■ DATASET RECORDS
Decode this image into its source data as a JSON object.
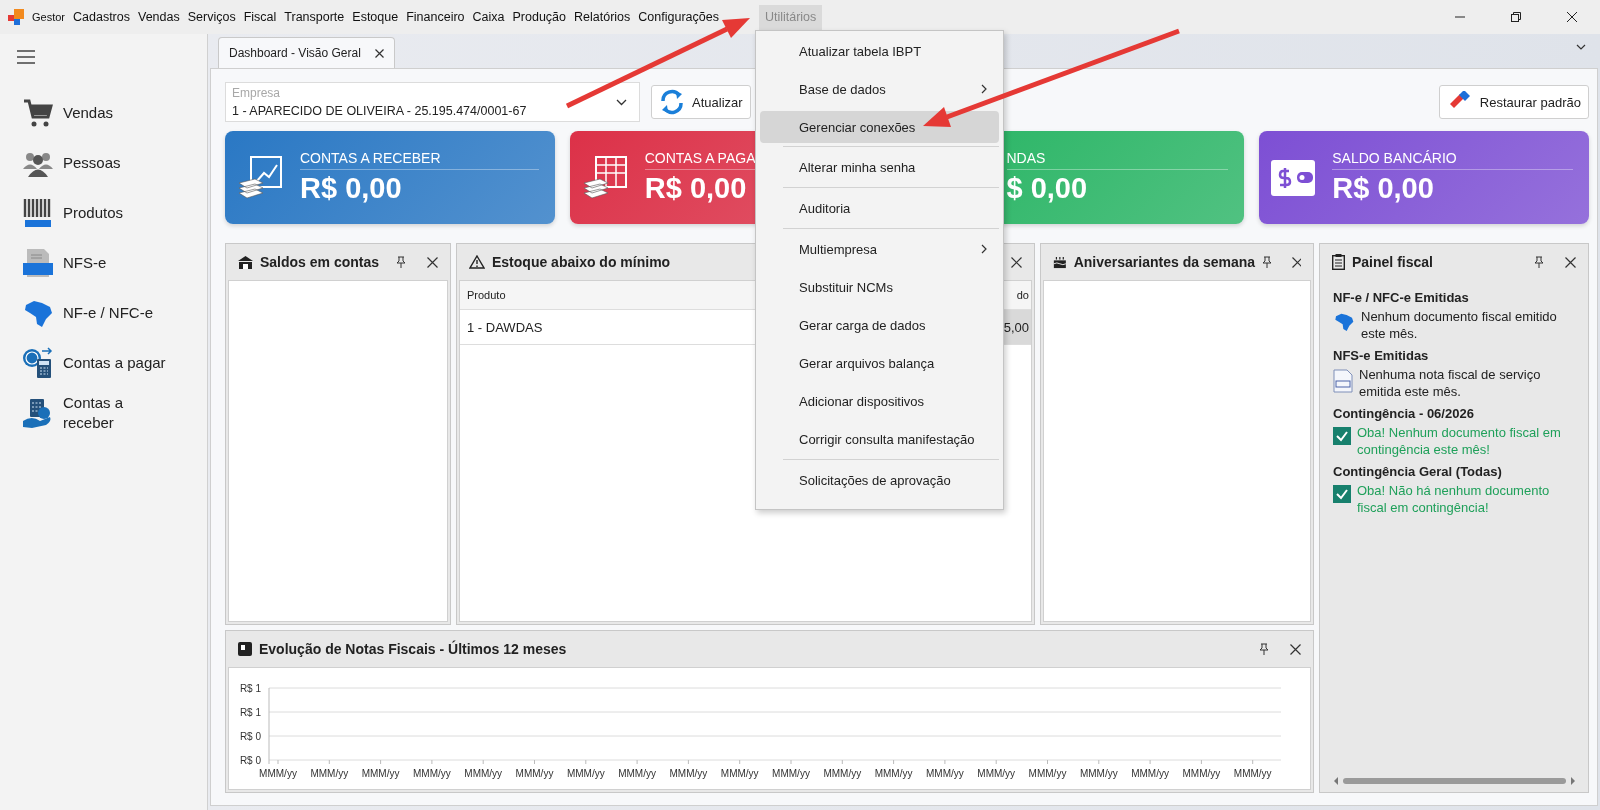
{
  "menu_bar": {
    "items": [
      {
        "label": "Gestor",
        "selected": false
      },
      {
        "label": "Cadastros",
        "selected": false
      },
      {
        "label": "Vendas",
        "selected": false
      },
      {
        "label": "Serviços",
        "selected": false
      },
      {
        "label": "Fiscal",
        "selected": false
      },
      {
        "label": "Transporte",
        "selected": false
      },
      {
        "label": "Estoque",
        "selected": false
      },
      {
        "label": "Financeiro",
        "selected": false
      },
      {
        "label": "Caixa",
        "selected": false
      },
      {
        "label": "Produção",
        "selected": false
      },
      {
        "label": "Relatórios",
        "selected": false
      },
      {
        "label": "Configurações",
        "selected": false
      },
      {
        "label": "Utilitários",
        "selected": true
      }
    ]
  },
  "sidebar": {
    "items": [
      {
        "label": "Vendas"
      },
      {
        "label": "Pessoas"
      },
      {
        "label": "Produtos"
      },
      {
        "label": "NFS-e"
      },
      {
        "label": "NF-e / NFC-e"
      },
      {
        "label": "Contas a pagar"
      },
      {
        "label": "Contas a receber"
      }
    ]
  },
  "tabs": [
    {
      "label": "Dashboard - Visão Geral",
      "selected": true
    }
  ],
  "toolbar": {
    "company_field": {
      "label": "Empresa",
      "value": "1 - APARECIDO DE OLIVEIRA - 25.195.474/0001-67"
    },
    "refresh_button": "Atualizar",
    "restore_button": "Restaurar padrão"
  },
  "cards": [
    {
      "title": "CONTAS A RECEBER",
      "value": "R$ 0,00",
      "color": "#2a78c4",
      "icon_shown": true
    },
    {
      "title": "CONTAS A PAGA",
      "value": "R$ 0,00",
      "color": "#dc3148",
      "icon_shown": true
    },
    {
      "title": "NDAS",
      "value": "$ 0,00",
      "color": "#27b463",
      "icon_shown": false
    },
    {
      "title": "SALDO BANCÁRIO",
      "value": "R$ 0,00",
      "color": "#7d4fd4",
      "icon_shown": true
    }
  ],
  "balances_panel": {
    "title": "Saldos em contas"
  },
  "stock_panel": {
    "title": "Estoque abaixo do mínimo",
    "columns": [
      "Produto",
      "do"
    ],
    "rows": [
      [
        "1 - DAWDAS",
        "5,00"
      ]
    ]
  },
  "birthdays_panel": {
    "title": "Aniversariantes da semana"
  },
  "fiscal_panel": {
    "title": "Painel fiscal",
    "sections": [
      {
        "heading": "NF-e / NFC-e Emitidas",
        "kind": "nfe",
        "message": "Nenhum documento fiscal emitido este mês."
      },
      {
        "heading": "NFS-e Emitidas",
        "kind": "nfse",
        "message": "Nenhuma nota fiscal de serviço emitida este mês."
      },
      {
        "heading": "Contingência - 06/2026",
        "kind": "ok",
        "message": "Oba! Nenhum documento fiscal em contingência este mês!"
      },
      {
        "heading": "Contingência Geral (Todas)",
        "kind": "ok",
        "message": "Oba! Não há nenhum documento fiscal em contingência!"
      }
    ]
  },
  "chart_panel": {
    "title": "Evolução de Notas Fiscais - Últimos 12 meses",
    "x_axis_labels": [
      "MMM/yy",
      "MMM/yy",
      "MMM/yy",
      "MMM/yy",
      "MMM/yy",
      "MMM/yy",
      "MMM/yy",
      "MMM/yy",
      "MMM/yy",
      "MMM/yy",
      "MMM/yy",
      "MMM/yy",
      "MMM/yy",
      "MMM/yy",
      "MMM/yy",
      "MMM/yy",
      "MMM/yy",
      "MMM/yy",
      "MMM/yy",
      "MMM/yy"
    ],
    "y_axis_labels": [
      "R$ 1",
      "R$ 1",
      "R$ 0",
      "R$ 0"
    ]
  },
  "utilities_menu": {
    "items": [
      {
        "kind": "item",
        "label": "Atualizar tabela IBPT",
        "submenu": false,
        "selected": false
      },
      {
        "kind": "item",
        "label": "Base de dados",
        "submenu": true,
        "selected": false
      },
      {
        "kind": "item",
        "label": "Gerenciar conexões",
        "submenu": false,
        "selected": true
      },
      {
        "kind": "separator"
      },
      {
        "kind": "item",
        "label": "Alterar minha senha",
        "submenu": false,
        "selected": false
      },
      {
        "kind": "separator"
      },
      {
        "kind": "item",
        "label": "Auditoria",
        "submenu": false,
        "selected": false
      },
      {
        "kind": "separator"
      },
      {
        "kind": "item",
        "label": "Multiempresa",
        "submenu": true,
        "selected": false
      },
      {
        "kind": "item",
        "label": "Substituir NCMs",
        "submenu": false,
        "selected": false
      },
      {
        "kind": "item",
        "label": "Gerar carga de dados",
        "submenu": false,
        "selected": false
      },
      {
        "kind": "item",
        "label": "Gerar arquivos balança",
        "submenu": false,
        "selected": false
      },
      {
        "kind": "item",
        "label": "Adicionar dispositivos",
        "submenu": false,
        "selected": false
      },
      {
        "kind": "item",
        "label": "Corrigir consulta manifestação",
        "submenu": false,
        "selected": false
      },
      {
        "kind": "separator"
      },
      {
        "kind": "item",
        "label": "Solicitações de aprovação",
        "submenu": false,
        "selected": false
      }
    ]
  }
}
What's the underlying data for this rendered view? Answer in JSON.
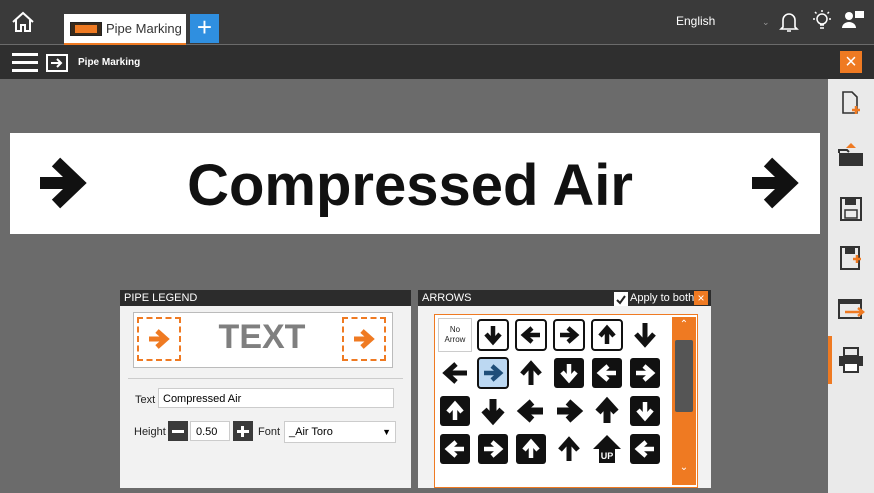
{
  "app": {
    "tab_label": "Pipe Marking",
    "language": "English",
    "subtitle": "Pipe Marking"
  },
  "colors": {
    "accent": "#ef7a22",
    "tab_add": "#2f8fe0",
    "topbar": "#3a3a3a",
    "workspace": "#6b6b6b"
  },
  "icons": {
    "home": "home-icon",
    "add_tab": "plus-icon",
    "bell": "bell-icon",
    "bulb": "lightbulb-icon",
    "user": "user-icon",
    "menu": "hamburger-icon",
    "close": "close-icon"
  },
  "toolbar": [
    {
      "name": "new-file-button"
    },
    {
      "name": "open-folder-button"
    },
    {
      "name": "save-button"
    },
    {
      "name": "save-as-button"
    },
    {
      "name": "transfer-button"
    },
    {
      "name": "print-button"
    }
  ],
  "banner": {
    "text": "Compressed Air",
    "left_arrow": "→",
    "right_arrow": "→"
  },
  "legend": {
    "title": "PIPE LEGEND",
    "preview_text": "TEXT",
    "text_label": "Text",
    "text_value": "Compressed Air",
    "height_label": "Height",
    "height_value": "0.50",
    "font_label": "Font",
    "font_value": "_Air Toro"
  },
  "arrows": {
    "title": "ARROWS",
    "apply_label": "Apply to both",
    "apply_checked": true,
    "no_arrow_line1": "No",
    "no_arrow_line2": "Arrow",
    "up_label": "UP",
    "selected_index": 7
  }
}
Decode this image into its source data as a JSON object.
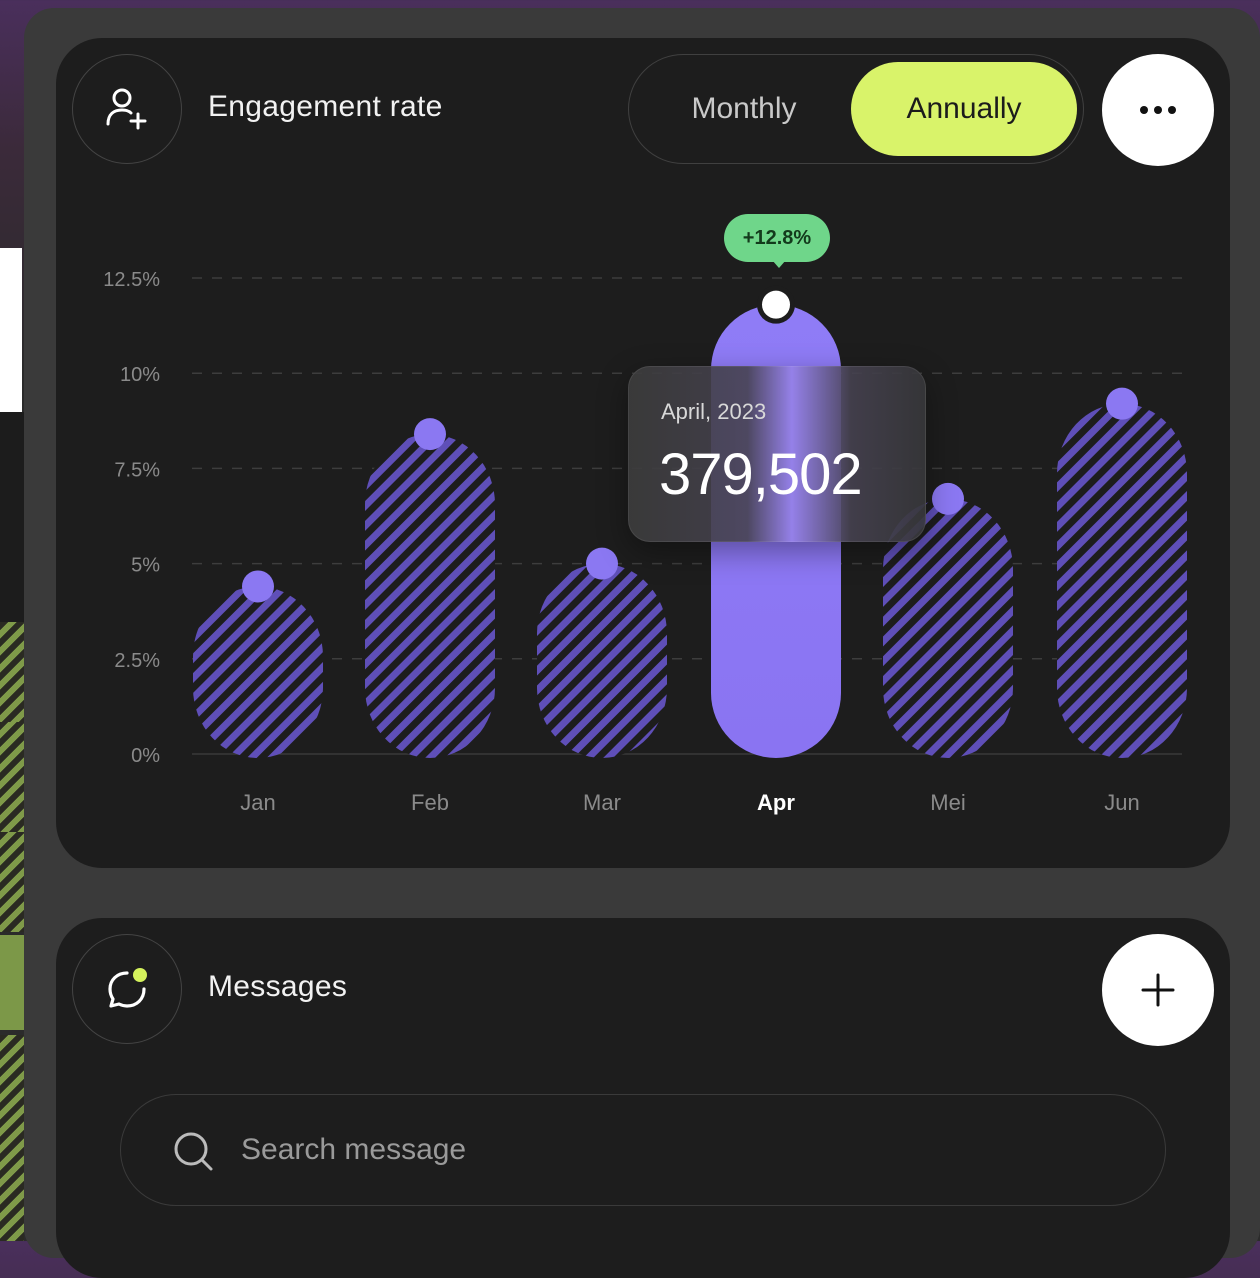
{
  "engagement": {
    "title": "Engagement rate",
    "icon": "user-plus-icon",
    "toggle": {
      "monthly": "Monthly",
      "annually": "Annually",
      "selected": "Annually"
    },
    "more_icon": "more-horizontal-icon",
    "tooltip": {
      "date": "April, 2023",
      "value": "379,502",
      "change": "+12.8%"
    }
  },
  "chart_data": {
    "type": "bar",
    "categories": [
      "Jan",
      "Feb",
      "Mar",
      "Apr",
      "Mei",
      "Jun"
    ],
    "values": [
      4.4,
      8.4,
      5.0,
      11.8,
      6.7,
      9.2
    ],
    "highlighted": "Apr",
    "ylim": [
      0,
      12.5
    ],
    "yticks": [
      "0%",
      "2.5%",
      "5%",
      "7.5%",
      "10%",
      "12.5%"
    ],
    "grid": true,
    "colors": {
      "bar": "#8b78f2",
      "hatch": "#5f4fb8",
      "highlight": "#8b78f2",
      "axis_text": "#8a8a8a",
      "active_label": "#ffffff"
    }
  },
  "messages": {
    "title": "Messages",
    "icon": "chat-bubble-icon",
    "add_icon": "plus-icon",
    "search_placeholder": "Search message",
    "search_icon": "search-icon"
  }
}
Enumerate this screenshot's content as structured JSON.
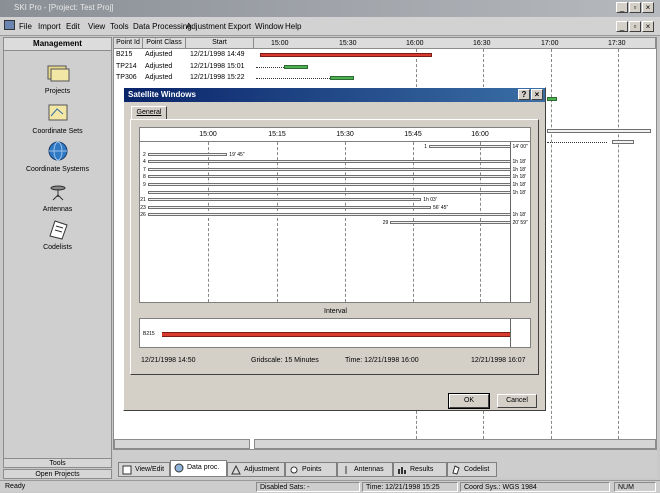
{
  "window": {
    "title": "SKI Pro - [Project: Test Proj]"
  },
  "menu": [
    "File",
    "Import",
    "Edit",
    "View",
    "Tools",
    "Data Processing",
    "Adjustment",
    "Export",
    "Window",
    "Help"
  ],
  "sidebar": {
    "header": "Management",
    "items": [
      {
        "label": "Projects",
        "icon": "projects-icon"
      },
      {
        "label": "Coordinate Sets",
        "icon": "coordinate-sets-icon"
      },
      {
        "label": "Coordinate Systems",
        "icon": "globe-icon"
      },
      {
        "label": "Antennas",
        "icon": "antenna-icon"
      },
      {
        "label": "Codelists",
        "icon": "codelist-icon"
      }
    ],
    "footer": [
      "Tools",
      "Open Projects"
    ]
  },
  "table": {
    "headers": [
      "Point Id",
      "Point Class",
      "Start"
    ],
    "timeline_labels": [
      "15:00",
      "15:30",
      "16:00",
      "16:30",
      "17:00",
      "17:30"
    ],
    "rows": [
      {
        "id": "B215",
        "cls": "Adjusted",
        "start": "12/21/1998 14:49"
      },
      {
        "id": "TP214",
        "cls": "Adjusted",
        "start": "12/21/1998 15:01"
      },
      {
        "id": "TP306",
        "cls": "Adjusted",
        "start": "12/21/1998 15:22"
      }
    ]
  },
  "dialog": {
    "title": "Satellite Windows",
    "tab": "General",
    "ticks": [
      "15:00",
      "15:15",
      "15:30",
      "15:45",
      "16:00"
    ],
    "satellites": [
      {
        "num": "1",
        "start": 0.745,
        "end": 0.955,
        "dur": "14' 00\""
      },
      {
        "num": "2",
        "start": 0.02,
        "end": 0.225,
        "dur": "19' 45\""
      },
      {
        "num": "4",
        "start": 0.02,
        "end": 0.955,
        "dur": "1h 18'"
      },
      {
        "num": "7",
        "start": 0.02,
        "end": 0.955,
        "dur": "1h 18'"
      },
      {
        "num": "8",
        "start": 0.02,
        "end": 0.955,
        "dur": "1h 18'"
      },
      {
        "num": "9",
        "start": 0.02,
        "end": 0.955,
        "dur": "1h 18'"
      },
      {
        "num": "",
        "start": 0.02,
        "end": 0.955,
        "dur": "1h 18'"
      },
      {
        "num": "21",
        "start": 0.02,
        "end": 0.725,
        "dur": "1h 03'"
      },
      {
        "num": "23",
        "start": 0.02,
        "end": 0.75,
        "dur": "56' 45\""
      },
      {
        "num": "26",
        "start": 0.02,
        "end": 0.955,
        "dur": "1h 18'"
      },
      {
        "num": "29",
        "start": 0.645,
        "end": 0.955,
        "dur": "20' 59\""
      }
    ],
    "interval_label": "Interval",
    "interval_point": "B215",
    "info": {
      "start": "12/21/1998 14:50",
      "gridscale": "Gridscale: 15 Minutes",
      "time": "Time: 12/21/1998 16:00",
      "end": "12/21/1998 16:07"
    },
    "ok": "OK",
    "cancel": "Cancel"
  },
  "tabs": [
    "View/Edit",
    "Data proc.",
    "Adjustment",
    "Points",
    "Antennas",
    "Results",
    "Codelist"
  ],
  "status": {
    "ready": "Ready",
    "disabled": "Disabled Sats: -",
    "time": "Time: 12/21/1998 15:25",
    "coord": "Coord Sys.: WGS 1984",
    "num": "NUM"
  },
  "colors": {
    "title_active": "#0a246a",
    "interval_bar": "#d83a2e",
    "green_bar": "#4caf50"
  }
}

■ TASK INSTRUCTIONS
Copy every line of the listing where the word "Annually" appears.

■ SOLVED PROBLEM
      "annually": "Annually",
      "selected": "Annually"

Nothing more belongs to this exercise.